--- start of INPUT ROWS ---

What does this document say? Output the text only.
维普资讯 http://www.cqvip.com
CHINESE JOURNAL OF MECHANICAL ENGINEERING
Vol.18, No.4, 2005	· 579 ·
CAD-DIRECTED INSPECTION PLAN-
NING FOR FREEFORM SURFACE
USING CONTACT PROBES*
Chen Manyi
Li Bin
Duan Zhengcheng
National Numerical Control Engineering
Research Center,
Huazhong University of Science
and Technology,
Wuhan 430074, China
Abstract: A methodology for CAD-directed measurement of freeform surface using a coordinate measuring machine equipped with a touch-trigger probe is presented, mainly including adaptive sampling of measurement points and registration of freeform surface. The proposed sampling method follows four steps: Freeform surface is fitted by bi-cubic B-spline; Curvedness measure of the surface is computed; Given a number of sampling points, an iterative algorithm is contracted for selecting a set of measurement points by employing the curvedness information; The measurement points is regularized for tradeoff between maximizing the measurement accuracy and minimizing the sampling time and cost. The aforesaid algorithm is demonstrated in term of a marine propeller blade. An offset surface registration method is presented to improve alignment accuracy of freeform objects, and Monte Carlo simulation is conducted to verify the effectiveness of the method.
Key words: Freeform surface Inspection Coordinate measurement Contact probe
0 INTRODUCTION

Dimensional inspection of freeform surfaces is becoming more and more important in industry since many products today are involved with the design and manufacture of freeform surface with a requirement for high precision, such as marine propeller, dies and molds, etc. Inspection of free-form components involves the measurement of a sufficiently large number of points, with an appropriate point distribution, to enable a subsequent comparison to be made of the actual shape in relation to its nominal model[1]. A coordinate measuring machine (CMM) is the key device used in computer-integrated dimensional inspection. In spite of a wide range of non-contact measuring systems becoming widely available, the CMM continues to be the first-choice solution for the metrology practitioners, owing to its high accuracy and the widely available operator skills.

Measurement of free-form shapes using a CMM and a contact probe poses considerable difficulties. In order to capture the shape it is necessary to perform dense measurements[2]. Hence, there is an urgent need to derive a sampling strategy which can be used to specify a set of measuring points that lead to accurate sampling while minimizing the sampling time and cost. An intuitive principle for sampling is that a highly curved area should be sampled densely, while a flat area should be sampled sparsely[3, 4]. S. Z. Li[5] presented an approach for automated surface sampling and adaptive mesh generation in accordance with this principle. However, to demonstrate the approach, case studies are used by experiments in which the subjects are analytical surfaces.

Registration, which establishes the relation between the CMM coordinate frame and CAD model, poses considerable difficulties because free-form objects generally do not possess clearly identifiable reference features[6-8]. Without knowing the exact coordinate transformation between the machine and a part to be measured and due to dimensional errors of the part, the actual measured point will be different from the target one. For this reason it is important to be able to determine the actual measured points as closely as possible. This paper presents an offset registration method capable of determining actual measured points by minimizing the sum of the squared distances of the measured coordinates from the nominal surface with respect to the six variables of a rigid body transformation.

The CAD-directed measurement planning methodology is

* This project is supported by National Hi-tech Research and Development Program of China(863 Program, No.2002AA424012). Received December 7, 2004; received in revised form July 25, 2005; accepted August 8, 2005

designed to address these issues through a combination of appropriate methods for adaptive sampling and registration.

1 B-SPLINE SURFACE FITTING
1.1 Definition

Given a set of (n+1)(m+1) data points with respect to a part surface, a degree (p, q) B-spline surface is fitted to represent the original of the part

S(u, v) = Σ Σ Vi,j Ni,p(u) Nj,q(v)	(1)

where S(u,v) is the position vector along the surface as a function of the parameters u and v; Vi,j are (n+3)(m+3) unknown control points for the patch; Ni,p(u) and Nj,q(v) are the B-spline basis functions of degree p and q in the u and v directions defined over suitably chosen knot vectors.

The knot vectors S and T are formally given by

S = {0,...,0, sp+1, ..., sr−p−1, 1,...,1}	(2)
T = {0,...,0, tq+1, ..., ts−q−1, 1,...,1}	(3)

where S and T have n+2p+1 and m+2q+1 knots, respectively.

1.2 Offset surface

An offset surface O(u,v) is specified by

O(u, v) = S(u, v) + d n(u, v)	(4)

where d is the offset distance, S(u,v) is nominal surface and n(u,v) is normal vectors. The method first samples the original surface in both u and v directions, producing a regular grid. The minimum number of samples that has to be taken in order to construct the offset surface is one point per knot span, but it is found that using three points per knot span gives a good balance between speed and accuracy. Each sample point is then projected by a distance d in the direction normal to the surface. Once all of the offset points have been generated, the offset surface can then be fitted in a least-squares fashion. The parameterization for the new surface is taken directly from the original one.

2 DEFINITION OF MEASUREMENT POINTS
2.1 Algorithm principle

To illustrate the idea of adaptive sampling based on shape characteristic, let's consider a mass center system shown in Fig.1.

--- end of INPUT ROWS ---

▸ **WORK TO BE COMPLETED**: Return the entries in full, keeping every line exactly as it is.

▸ **FINAL ANSWER**:
What does this document say? Output the text only.
维普资讯 http://www.cqvip.com
CHINESE JOURNAL OF MECHANICAL ENGINEERING
Vol.18, No.4, 2005	· 579 ·
CAD-DIRECTED INSPECTION PLAN-
NING FOR FREEFORM SURFACE
USING CONTACT PROBES*
Chen Manyi
Li Bin
Duan Zhengcheng
National Numerical Control Engineering
Research Center,
Huazhong University of Science
and Technology,
Wuhan 430074, China
Abstract: A methodology for CAD-directed measurement of freeform surface using a coordinate measuring machine equipped with a touch-trigger probe is presented, mainly including adaptive sampling of measurement points and registration of freeform surface. The proposed sampling method follows four steps: Freeform surface is fitted by bi-cubic B-spline; Curvedness measure of the surface is computed; Given a number of sampling points, an iterative algorithm is contracted for selecting a set of measurement points by employing the curvedness information; The measurement points is regularized for tradeoff between maximizing the measurement accuracy and minimizing the sampling time and cost. The aforesaid algorithm is demonstrated in term of a marine propeller blade. An offset surface registration method is presented to improve alignment accuracy of freeform objects, and Monte Carlo simulation is conducted to verify the effectiveness of the method.
Key words: Freeform surface Inspection Coordinate measurement Contact probe
0 INTRODUCTION

Dimensional inspection of freeform surfaces is becoming more and more important in industry since many products today are involved with the design and manufacture of freeform surface with a requirement for high precision, such as marine propeller, dies and molds, etc. Inspection of free-form components involves the measurement of a sufficiently large number of points, with an appropriate point distribution, to enable a subsequent comparison to be made of the actual shape in relation to its nominal model[1]. A coordinate measuring machine (CMM) is the key device used in computer-integrated dimensional inspection. In spite of a wide range of non-contact measuring systems becoming widely available, the CMM continues to be the first-choice solution for the metrology practitioners, owing to its high accuracy and the widely available operator skills.

Measurement of free-form shapes using a CMM and a contact probe poses considerable difficulties. In order to capture the shape it is necessary to perform dense measurements[2]. Hence, there is an urgent need to derive a sampling strategy which can be used to specify a set of measuring points that lead to accurate sampling while minimizing the sampling time and cost. An intuitive principle for sampling is that a highly curved area should be sampled densely, while a flat area should be sampled sparsely[3, 4]. S. Z. Li[5] presented an approach for automated surface sampling and adaptive mesh generation in accordance with this principle. However, to demonstrate the approach, case studies are used by experiments in which the subjects are analytical surfaces.

Registration, which establishes the relation between the CMM coordinate frame and CAD model, poses considerable difficulties because free-form objects generally do not possess clearly identifiable reference features[6-8]. Without knowing the exact coordinate transformation between the machine and a part to be measured and due to dimensional errors of the part, the actual measured point will be different from the target one. For this reason it is important to be able to determine the actual measured points as closely as possible. This paper presents an offset registration method capable of determining actual measured points by minimizing the sum of the squared distances of the measured coordinates from the nominal surface with respect to the six variables of a rigid body transformation.

The CAD-directed measurement planning methodology is

* This project is supported by National Hi-tech Research and Development Program of China(863 Program, No.2002AA424012). Received December 7, 2004; received in revised form July 25, 2005; accepted August 8, 2005

designed to address these issues through a combination of appropriate methods for adaptive sampling and registration.

1 B-SPLINE SURFACE FITTING
1.1 Definition

Given a set of (n+1)(m+1) data points with respect to a part surface, a degree (p, q) B-spline surface is fitted to represent the original of the part

S(u, v) = Σ Σ Vi,j Ni,p(u) Nj,q(v)	(1)

where S(u,v) is the position vector along the surface as a function of the parameters u and v; Vi,j are (n+3)(m+3) unknown control points for the patch; Ni,p(u) and Nj,q(v) are the B-spline basis functions of degree p and q in the u and v directions defined over suitably chosen knot vectors.

The knot vectors S and T are formally given by

S = {0,...,0, sp+1, ..., sr−p−1, 1,...,1}	(2)
T = {0,...,0, tq+1, ..., ts−q−1, 1,...,1}	(3)

where S and T have n+2p+1 and m+2q+1 knots, respectively.

1.2 Offset surface

An offset surface O(u,v) is specified by

O(u, v) = S(u, v) + d n(u, v)	(4)

where d is the offset distance, S(u,v) is nominal surface and n(u,v) is normal vectors. The method first samples the original surface in both u and v directions, producing a regular grid. The minimum number of samples that has to be taken in order to construct the offset surface is one point per knot span, but it is found that using three points per knot span gives a good balance between speed and accuracy. Each sample point is then projected by a distance d in the direction normal to the surface. Once all of the offset points have been generated, the offset surface can then be fitted in a least-squares fashion. The parameterization for the new surface is taken directly from the original one.

2 DEFINITION OF MEASUREMENT POINTS
2.1 Algorithm principle

To illustrate the idea of adaptive sampling based on shape characteristic, let's consider a mass center system shown in Fig.1.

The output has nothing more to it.